**YOUR TASK:** Where a line holds the word "scale", copy that line.

— START —

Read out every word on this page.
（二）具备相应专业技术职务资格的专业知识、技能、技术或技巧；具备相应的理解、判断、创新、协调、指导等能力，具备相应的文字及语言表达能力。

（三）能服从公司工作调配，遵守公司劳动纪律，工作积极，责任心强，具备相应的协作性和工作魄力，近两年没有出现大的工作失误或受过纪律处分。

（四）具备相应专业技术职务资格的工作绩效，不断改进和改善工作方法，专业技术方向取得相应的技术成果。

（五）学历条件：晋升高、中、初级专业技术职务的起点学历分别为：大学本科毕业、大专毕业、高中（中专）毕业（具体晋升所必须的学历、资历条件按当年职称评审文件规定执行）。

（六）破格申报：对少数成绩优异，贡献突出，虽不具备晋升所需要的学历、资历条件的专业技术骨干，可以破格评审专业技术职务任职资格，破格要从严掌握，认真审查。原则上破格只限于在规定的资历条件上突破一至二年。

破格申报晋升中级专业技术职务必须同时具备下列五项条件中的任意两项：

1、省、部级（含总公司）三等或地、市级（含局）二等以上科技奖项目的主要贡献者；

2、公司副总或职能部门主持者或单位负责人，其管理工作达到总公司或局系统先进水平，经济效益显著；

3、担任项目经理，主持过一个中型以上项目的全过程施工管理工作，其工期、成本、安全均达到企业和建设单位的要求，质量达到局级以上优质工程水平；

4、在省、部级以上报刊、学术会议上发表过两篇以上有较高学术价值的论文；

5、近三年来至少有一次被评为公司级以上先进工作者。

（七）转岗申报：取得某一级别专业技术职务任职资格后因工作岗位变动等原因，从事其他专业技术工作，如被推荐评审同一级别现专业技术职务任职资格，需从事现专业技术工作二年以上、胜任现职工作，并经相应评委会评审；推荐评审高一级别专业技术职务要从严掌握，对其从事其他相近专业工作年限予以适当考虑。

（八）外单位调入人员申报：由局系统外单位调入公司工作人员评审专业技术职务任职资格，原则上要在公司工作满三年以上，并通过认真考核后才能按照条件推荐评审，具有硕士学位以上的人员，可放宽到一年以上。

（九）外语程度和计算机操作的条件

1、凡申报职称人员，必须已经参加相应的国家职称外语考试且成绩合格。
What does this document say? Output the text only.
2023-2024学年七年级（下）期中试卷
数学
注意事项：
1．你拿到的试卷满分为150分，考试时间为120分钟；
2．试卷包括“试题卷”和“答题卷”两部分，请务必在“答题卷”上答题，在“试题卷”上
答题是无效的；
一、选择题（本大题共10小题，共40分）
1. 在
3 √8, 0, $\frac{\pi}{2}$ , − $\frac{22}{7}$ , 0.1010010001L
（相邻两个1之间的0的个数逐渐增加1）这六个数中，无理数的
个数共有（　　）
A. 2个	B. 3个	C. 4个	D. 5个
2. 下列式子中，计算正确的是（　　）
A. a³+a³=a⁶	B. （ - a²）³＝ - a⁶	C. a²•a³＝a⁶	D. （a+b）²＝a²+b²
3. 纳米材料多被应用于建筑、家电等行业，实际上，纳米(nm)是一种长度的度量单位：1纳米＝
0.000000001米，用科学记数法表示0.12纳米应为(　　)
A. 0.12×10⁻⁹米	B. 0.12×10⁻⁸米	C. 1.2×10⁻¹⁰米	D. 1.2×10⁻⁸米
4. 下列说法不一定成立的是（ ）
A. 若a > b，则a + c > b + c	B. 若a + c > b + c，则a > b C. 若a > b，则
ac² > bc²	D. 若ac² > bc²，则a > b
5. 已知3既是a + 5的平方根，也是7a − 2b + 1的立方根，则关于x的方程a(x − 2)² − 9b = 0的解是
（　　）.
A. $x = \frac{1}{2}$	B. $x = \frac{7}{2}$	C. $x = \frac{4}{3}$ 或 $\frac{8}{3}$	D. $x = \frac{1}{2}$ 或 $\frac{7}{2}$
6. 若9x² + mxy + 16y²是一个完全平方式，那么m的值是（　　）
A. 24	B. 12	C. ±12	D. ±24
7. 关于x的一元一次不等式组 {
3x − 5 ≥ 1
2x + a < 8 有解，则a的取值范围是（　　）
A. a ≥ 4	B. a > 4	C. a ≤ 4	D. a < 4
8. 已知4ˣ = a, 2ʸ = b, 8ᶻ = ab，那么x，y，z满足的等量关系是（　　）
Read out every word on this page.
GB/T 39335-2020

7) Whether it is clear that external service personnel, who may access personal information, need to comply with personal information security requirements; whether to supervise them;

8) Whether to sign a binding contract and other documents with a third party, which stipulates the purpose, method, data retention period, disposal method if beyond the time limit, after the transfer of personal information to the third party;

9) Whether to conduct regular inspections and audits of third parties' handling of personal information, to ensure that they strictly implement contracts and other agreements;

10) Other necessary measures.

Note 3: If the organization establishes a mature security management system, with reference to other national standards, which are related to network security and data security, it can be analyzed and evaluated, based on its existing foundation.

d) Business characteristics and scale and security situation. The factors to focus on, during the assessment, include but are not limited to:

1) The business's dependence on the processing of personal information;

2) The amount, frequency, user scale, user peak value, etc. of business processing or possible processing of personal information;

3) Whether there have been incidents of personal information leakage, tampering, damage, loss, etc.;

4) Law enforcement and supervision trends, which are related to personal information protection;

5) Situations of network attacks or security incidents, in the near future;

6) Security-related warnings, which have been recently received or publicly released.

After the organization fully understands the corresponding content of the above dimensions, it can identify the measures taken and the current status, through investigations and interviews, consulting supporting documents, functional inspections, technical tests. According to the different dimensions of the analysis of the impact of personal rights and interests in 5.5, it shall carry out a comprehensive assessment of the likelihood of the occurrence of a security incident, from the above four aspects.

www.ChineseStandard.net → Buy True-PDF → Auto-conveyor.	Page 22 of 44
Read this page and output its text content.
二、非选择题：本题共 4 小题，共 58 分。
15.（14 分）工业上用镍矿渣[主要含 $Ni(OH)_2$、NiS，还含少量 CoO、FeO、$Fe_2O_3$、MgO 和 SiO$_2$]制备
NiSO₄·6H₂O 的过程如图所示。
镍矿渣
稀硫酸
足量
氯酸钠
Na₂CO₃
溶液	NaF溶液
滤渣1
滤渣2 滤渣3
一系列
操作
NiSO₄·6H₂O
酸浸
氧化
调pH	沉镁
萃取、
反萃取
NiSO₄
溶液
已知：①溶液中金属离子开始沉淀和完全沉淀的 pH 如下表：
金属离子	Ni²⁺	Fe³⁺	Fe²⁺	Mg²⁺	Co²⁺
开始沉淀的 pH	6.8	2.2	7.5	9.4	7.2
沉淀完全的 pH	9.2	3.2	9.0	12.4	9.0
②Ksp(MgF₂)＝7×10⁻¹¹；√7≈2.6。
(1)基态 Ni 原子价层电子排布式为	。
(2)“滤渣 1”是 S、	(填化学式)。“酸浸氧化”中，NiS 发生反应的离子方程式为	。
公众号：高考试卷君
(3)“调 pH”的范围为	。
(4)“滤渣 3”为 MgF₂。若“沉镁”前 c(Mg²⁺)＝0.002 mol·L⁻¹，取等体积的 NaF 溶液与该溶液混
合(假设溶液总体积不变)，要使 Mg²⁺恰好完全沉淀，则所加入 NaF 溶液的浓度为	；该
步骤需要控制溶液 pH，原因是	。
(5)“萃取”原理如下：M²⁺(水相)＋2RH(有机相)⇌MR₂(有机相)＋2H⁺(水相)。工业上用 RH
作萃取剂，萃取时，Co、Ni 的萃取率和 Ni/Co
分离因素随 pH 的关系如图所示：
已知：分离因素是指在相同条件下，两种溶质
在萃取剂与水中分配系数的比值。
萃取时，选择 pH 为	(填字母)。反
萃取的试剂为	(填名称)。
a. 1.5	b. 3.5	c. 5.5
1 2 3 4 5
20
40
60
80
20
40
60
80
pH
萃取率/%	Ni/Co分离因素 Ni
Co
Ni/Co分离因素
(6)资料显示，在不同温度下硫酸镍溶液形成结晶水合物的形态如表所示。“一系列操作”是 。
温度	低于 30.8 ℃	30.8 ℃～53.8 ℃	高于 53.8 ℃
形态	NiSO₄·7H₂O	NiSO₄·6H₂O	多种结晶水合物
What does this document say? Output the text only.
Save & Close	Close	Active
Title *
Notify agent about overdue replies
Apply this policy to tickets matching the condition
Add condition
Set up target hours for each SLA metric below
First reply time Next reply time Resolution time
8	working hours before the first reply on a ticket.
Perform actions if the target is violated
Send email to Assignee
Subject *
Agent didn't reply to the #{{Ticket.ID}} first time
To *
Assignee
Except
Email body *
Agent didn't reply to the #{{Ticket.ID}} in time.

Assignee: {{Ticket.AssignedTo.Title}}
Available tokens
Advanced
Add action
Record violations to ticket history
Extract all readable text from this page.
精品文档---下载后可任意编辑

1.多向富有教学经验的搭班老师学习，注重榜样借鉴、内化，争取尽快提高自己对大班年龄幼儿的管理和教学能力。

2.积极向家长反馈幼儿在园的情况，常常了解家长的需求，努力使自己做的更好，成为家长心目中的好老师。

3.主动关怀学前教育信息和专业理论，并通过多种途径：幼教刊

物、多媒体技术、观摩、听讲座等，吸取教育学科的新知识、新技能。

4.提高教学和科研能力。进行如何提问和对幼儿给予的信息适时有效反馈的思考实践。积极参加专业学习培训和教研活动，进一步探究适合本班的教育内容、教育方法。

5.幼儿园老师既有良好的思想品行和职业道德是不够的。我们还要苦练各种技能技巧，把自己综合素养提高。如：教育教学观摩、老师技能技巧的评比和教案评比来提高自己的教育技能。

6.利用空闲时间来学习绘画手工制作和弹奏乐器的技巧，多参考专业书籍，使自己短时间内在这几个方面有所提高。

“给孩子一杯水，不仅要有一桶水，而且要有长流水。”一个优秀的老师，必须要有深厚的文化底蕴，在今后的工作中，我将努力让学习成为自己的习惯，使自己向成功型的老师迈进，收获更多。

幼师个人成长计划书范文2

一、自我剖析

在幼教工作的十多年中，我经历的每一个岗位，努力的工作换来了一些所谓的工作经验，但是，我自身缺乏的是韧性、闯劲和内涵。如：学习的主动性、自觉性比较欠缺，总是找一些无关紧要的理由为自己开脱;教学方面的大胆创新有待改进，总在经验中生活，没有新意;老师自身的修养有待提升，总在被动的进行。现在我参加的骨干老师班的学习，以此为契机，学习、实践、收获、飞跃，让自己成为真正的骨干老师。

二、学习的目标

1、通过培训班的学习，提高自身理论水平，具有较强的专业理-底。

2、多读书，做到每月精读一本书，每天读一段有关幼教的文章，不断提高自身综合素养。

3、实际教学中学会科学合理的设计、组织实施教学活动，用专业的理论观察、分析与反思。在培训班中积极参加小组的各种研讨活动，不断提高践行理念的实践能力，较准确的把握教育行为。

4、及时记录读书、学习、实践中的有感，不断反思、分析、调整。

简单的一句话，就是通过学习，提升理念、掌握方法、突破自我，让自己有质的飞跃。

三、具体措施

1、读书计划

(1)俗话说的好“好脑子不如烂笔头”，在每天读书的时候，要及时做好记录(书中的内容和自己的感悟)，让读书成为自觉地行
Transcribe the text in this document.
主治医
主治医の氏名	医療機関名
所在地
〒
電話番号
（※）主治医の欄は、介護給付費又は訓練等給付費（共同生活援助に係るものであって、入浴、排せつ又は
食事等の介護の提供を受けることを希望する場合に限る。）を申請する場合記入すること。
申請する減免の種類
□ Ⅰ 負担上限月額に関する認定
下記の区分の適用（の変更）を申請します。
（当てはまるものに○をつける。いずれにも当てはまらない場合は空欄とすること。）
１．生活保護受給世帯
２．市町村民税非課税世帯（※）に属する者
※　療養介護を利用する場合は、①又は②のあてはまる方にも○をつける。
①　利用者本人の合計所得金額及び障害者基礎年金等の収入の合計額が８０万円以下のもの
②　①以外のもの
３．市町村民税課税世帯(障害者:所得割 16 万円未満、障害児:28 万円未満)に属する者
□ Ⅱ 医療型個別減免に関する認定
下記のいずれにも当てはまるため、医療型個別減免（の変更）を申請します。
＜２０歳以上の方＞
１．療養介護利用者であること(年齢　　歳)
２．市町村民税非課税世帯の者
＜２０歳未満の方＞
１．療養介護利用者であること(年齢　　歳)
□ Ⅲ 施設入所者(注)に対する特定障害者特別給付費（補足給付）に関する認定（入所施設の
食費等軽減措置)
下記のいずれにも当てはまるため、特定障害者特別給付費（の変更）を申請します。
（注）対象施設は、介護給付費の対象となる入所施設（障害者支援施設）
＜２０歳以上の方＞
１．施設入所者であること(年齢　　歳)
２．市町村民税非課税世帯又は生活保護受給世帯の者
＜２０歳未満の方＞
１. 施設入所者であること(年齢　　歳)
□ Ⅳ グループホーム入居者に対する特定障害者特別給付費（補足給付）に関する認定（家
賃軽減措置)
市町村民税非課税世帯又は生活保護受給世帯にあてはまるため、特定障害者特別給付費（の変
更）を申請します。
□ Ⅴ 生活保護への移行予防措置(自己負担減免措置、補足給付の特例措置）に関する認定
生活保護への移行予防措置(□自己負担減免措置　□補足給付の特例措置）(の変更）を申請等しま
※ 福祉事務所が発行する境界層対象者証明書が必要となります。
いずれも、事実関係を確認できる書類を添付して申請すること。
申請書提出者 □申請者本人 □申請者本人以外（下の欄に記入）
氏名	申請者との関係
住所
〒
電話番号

— END —

**CORRECT ANSWER:**
d) Business characteristics and scale and security situation. The factors to focus on, during the assessment, include but are not limited to:
2) The amount, frequency, user scale, user peak value, etc. of business processing or possible processing of personal information;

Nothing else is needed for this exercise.